Proposal: Configurable KV Timeout

Authors: cfzjywxk
Tracking issue: TODO

Motivation & Background

TiKV requests are typically processed quickly, taking only a few milliseconds. However, if there is disk IO or network latency jitter on a specified TiKV node, the duration of these requests may spike to several seconds or more. This usually happens when there is an EBS issue like the EBS is repairing its replica.

Currently, the timeout limit for the TiKV requests is fixed and cannot be adjusted. For example:

ReadTimeoutShort: [30 seconds](https://github.com/tikv/client-go/blob/ce9203ef66e99dcc8b14f68777c520830ba99099/internal/client/client.go#L82), which is used for the Get RPC request.
ReadTimeoutMedium: 60 seconds, which is used for the BatchGet, Cop RPC request.

The kv-client or TiDB may wait for the responses from TiKV nodes until timeout happens, it could not retry or redirect the requests to other nodes quickly as the timeout configuration is usually tens of seconds. As a result, the application may experience a query latency spike when TiKV node jitter is encountered.

For latency sensitive applications, providing predictable sub-second read latency by set fast retrying is valuable. queries that are usually very fast (such as point-select query), setting the value of tikv_client_read_timeout to short value like 500ms, the TiDB cluster would be more tolerable for network latency or io latency jitter for a single storage node, because the retry are more quickly.

This would be helpful if the requests could be processed by more than 1 candidate targets, for example follower or stale read requests that could be handled by multiple available peers.

> **COMPLETE THE FOLLOWING**:
1. In the KV timeout proposal, how long is the ReadTimeoutMedium limit?
2. List every RPC request type that the KV timeout proposal ties to a fixed timeout limit.
3. Return everything in the KV timeout proposal from "For latency sensitive" down to "are more quickly.", copied word for word.

> **GIVEN INFORMATION**:
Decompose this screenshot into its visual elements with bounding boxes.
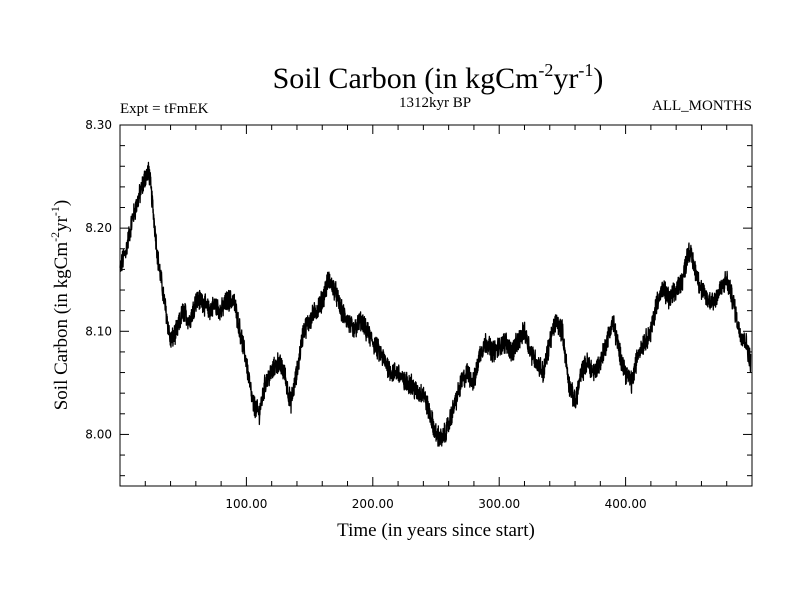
y-tick-label: 8.20 [85,221,112,235]
axis-ticks: 100.00 200.00 300.00 400.00 8.00 8.10 8.20 8.30 [85,118,752,511]
y-tick-label: 8.10 [85,324,112,338]
y-axis-label: Soil Carbon (in kgCm-2yr-1) [48,200,72,411]
subtitle-months: ALL_MONTHS [652,98,752,114]
x-tick-label: 100.00 [225,497,267,511]
x-axis-label: Time (in years since start) [337,520,535,541]
x-tick-label: 400.00 [605,497,647,511]
y-tick-label: 8.00 [85,427,112,441]
chart-title: Soil Carbon (in kgCm-2yr-1) [273,60,604,95]
plot-frame [119,124,753,487]
subtitle-period: 1312kyr BP [399,95,471,111]
series-line [119,161,752,447]
y-tick-label: 8.30 [85,118,112,132]
x-tick-label: 300.00 [478,497,520,511]
series-layer [119,161,752,447]
x-tick-label: 200.00 [352,497,394,511]
subtitle-experiment: Expt = tFmEK [120,101,209,117]
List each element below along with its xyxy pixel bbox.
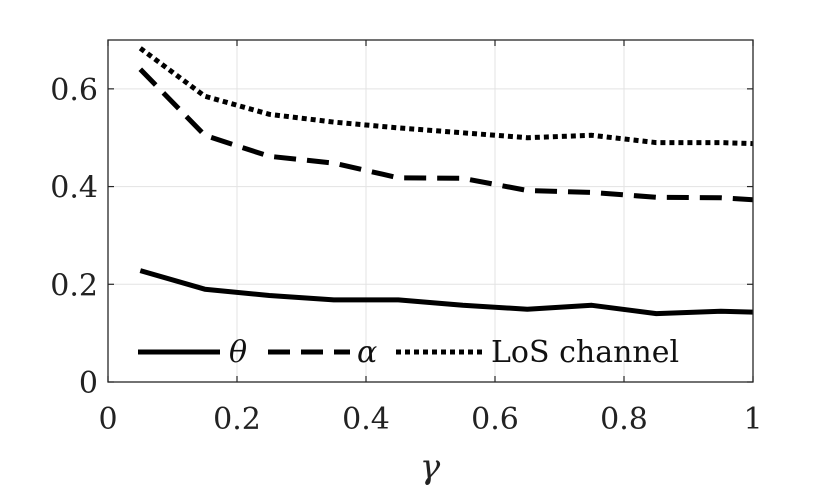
x-axis-label: γ	[420, 447, 441, 487]
y-tick-label: 0.4	[50, 171, 98, 206]
x-tick-label: 1	[743, 402, 762, 437]
series-alpha-line	[138, 67, 754, 203]
series-layer	[138, 46, 754, 317]
axis-ticks	[107, 40, 754, 383]
plot-area-background	[108, 40, 753, 382]
legend-label-alpha: α	[357, 335, 377, 370]
tick-labels: 0 0.2 0.4 0.6 0.8 1 0 0.2 0.4 0.6	[50, 73, 762, 437]
plot-area-frame	[107, 39, 754, 383]
x-tick-label: 0.2	[213, 402, 261, 437]
x-tick-label: 0.8	[600, 402, 648, 437]
x-tick-label: 0.4	[342, 402, 390, 437]
y-tick-label: 0.6	[50, 73, 98, 108]
grid-lines	[108, 40, 753, 382]
y-tick-label: 0.2	[50, 268, 98, 303]
y-tick-label: 0	[79, 366, 98, 401]
legend-label-los: LoS channel	[491, 335, 679, 370]
x-tick-label: 0	[98, 402, 117, 437]
series-theta-line	[139, 268, 754, 317]
x-tick-label: 0.6	[471, 402, 519, 437]
legend-label-theta: θ	[229, 335, 247, 370]
legend: θ α LoS channel	[138, 335, 679, 370]
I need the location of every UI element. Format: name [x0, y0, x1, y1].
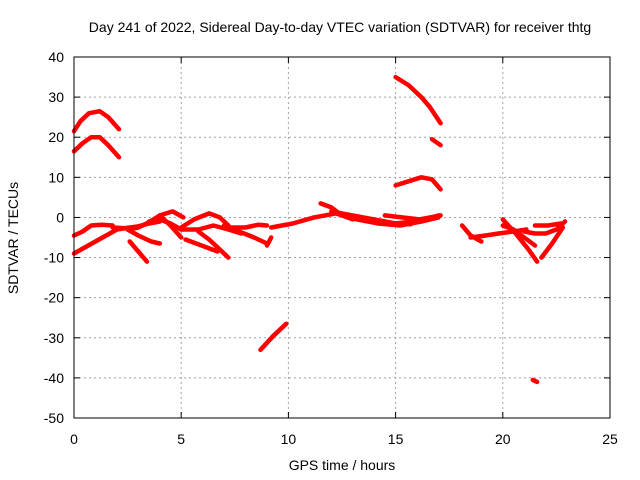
x-tick-label: 10	[281, 431, 297, 447]
y-tick-label: 10	[48, 169, 64, 185]
chart-title: Day 241 of 2022, Sidereal Day-to-day VTE…	[89, 19, 591, 35]
x-tick-labels: 0 5 10 15 20 25	[70, 431, 618, 447]
data-series-arc-11	[178, 211, 231, 230]
data-series-arc-33	[539, 225, 566, 260]
y-tick-label: 40	[48, 49, 64, 65]
data-series-arc-7	[127, 239, 150, 264]
y-tick-labels: -50 -40 -30 -20 -10 0 10 20 30 40	[44, 49, 64, 426]
y-tick-label: -30	[44, 330, 64, 346]
y-tick-label: -10	[44, 250, 64, 266]
data-series-arc-1	[71, 108, 122, 134]
y-tick-label: 20	[48, 129, 64, 145]
data-series-arc-17	[264, 235, 274, 248]
y-axis-label: SDTVAR / TECUs	[5, 182, 21, 294]
y-tick-label: -40	[44, 370, 64, 386]
x-tick-label: 25	[602, 431, 618, 447]
data-series-arc-24	[393, 74, 443, 126]
data-series-arc-32	[532, 221, 563, 228]
data-series-arc-10	[157, 213, 184, 240]
y-tick-label: 0	[56, 209, 64, 225]
data-series-arc-30	[500, 223, 538, 248]
y-tick-label: -20	[44, 290, 64, 306]
data-series-arc-6	[125, 227, 163, 246]
data-series-arc-18	[258, 321, 289, 353]
data-series-arc-16	[228, 222, 270, 230]
data-series-arc-23	[393, 213, 441, 226]
y-tick-label: 30	[48, 89, 64, 105]
axis-ticks	[73, 56, 611, 419]
data-series-arc-26	[429, 136, 443, 148]
data-series-arc-25	[393, 175, 443, 192]
y-tick-label: -50	[44, 410, 64, 426]
x-axis-label: GPS time / hours	[289, 457, 396, 473]
x-tick-label: 5	[177, 431, 185, 447]
x-tick-label: 20	[495, 431, 511, 447]
plot-frame	[73, 56, 611, 419]
data-series-layer	[71, 74, 568, 385]
data-series-arc-3	[71, 222, 115, 238]
x-tick-label: 15	[388, 431, 404, 447]
data-series-arc-13	[183, 237, 220, 254]
grid	[74, 57, 610, 418]
data-series-arc-14	[196, 229, 231, 260]
data-series-arc-34	[530, 377, 540, 385]
data-series-arc-31	[521, 219, 568, 236]
x-tick-label: 0	[70, 431, 78, 447]
data-series-arc-2	[71, 134, 122, 160]
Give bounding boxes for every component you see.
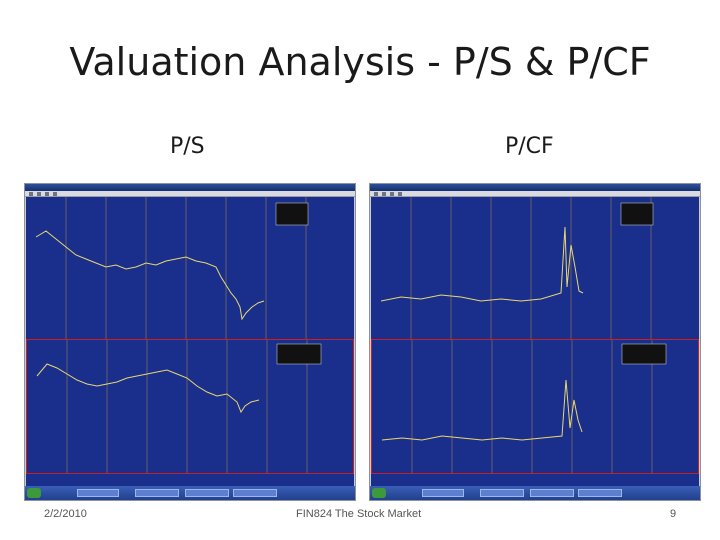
slide-title: Valuation Analysis - P/S & P/CF [69,40,651,84]
pcf-screenshot [369,183,701,501]
pcf-chart-bottom [371,339,699,474]
footer-course: FIN824 The Stock Market [296,508,422,520]
window-titlebar [25,184,355,191]
windows-taskbar [370,486,700,500]
windows-start-icon [372,488,386,498]
footer-page-number: 9 [670,508,677,520]
window-toolbar [370,191,700,197]
ps-label: P/S [170,134,205,159]
footer-date: 2/2/2010 [44,508,87,520]
ps-chart-bottom [26,339,354,474]
windows-taskbar [25,486,355,500]
window-titlebar [370,184,700,191]
windows-start-icon [27,488,41,498]
window-toolbar [25,191,355,197]
pcf-label: P/CF [505,134,554,159]
ps-screenshot [24,183,356,501]
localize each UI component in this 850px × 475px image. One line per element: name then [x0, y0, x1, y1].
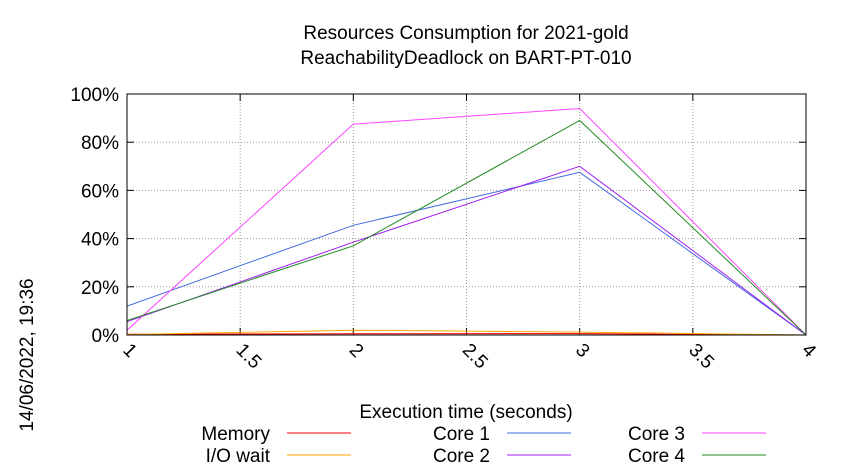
x-tick-label: 3 [571, 340, 593, 362]
y-tick-label: 80% [81, 133, 119, 154]
grid [127, 94, 806, 335]
y-tick-labels: 0% 20% 40% 60% 80% 100% [70, 85, 119, 347]
y-tick-label: 60% [81, 181, 119, 202]
legend-label-core-4: Core 4 [628, 446, 685, 467]
legend-label-core-3: Core 3 [628, 424, 685, 445]
series-line-core-4 [127, 121, 806, 336]
legend-label-memory: Memory [201, 424, 270, 445]
x-tick-label: 1.5 [232, 340, 266, 374]
y-tick-label: 40% [81, 230, 119, 251]
x-axis-label: Execution time (seconds) [359, 402, 572, 423]
legend-label-core-2: Core 2 [433, 446, 490, 467]
x-tick-labels: 1 1.5 2 2.5 3 3.5 4 [118, 340, 820, 374]
x-tick-label: 3.5 [684, 340, 718, 374]
x-tick-label: 2.5 [458, 340, 492, 374]
x-tick-label: 1 [118, 340, 140, 362]
legend-label-core-1: Core 1 [433, 424, 490, 445]
x-tick-label: 2 [345, 340, 367, 362]
legend-label-i-o-wait: I/O wait [206, 446, 271, 467]
chart-title: Resources Consumption for 2021-gold [303, 23, 628, 44]
x-tick-label: 4 [797, 340, 820, 363]
y-tick-label: 0% [92, 326, 120, 347]
side-timestamp-label: 14/06/2022, 19:36 [17, 278, 38, 431]
chart-subtitle: ReachabilityDeadlock on BART-PT-010 [300, 48, 631, 69]
y-tick-label: 20% [81, 278, 119, 299]
y-tick-label: 100% [70, 85, 119, 106]
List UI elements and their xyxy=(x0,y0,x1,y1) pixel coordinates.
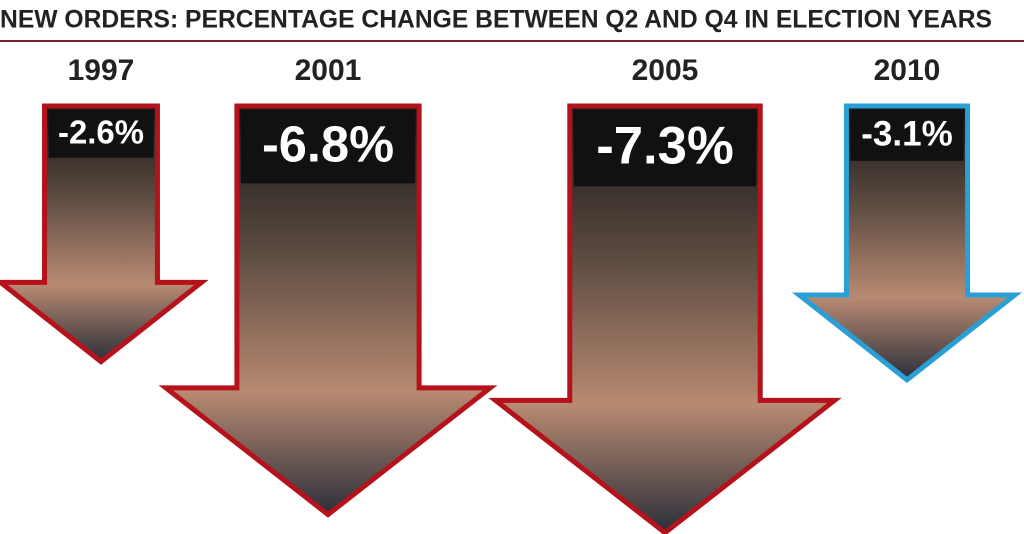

> **SOLUTIONS TO EACH TASK**:
1. 60 seconds

2.
Get
BatchGet
Cop

3.
For latency sensitive applications, providing predictable sub-second read latency by set fast retrying is valuable. queries that are usually very fast (such as point-select query), setting the value of tikv_client_read_timeout to short value like 500ms, the TiDB cluster would be more tolerable for network latency or io latency jitter for a single storage node, because the retry are more quickly.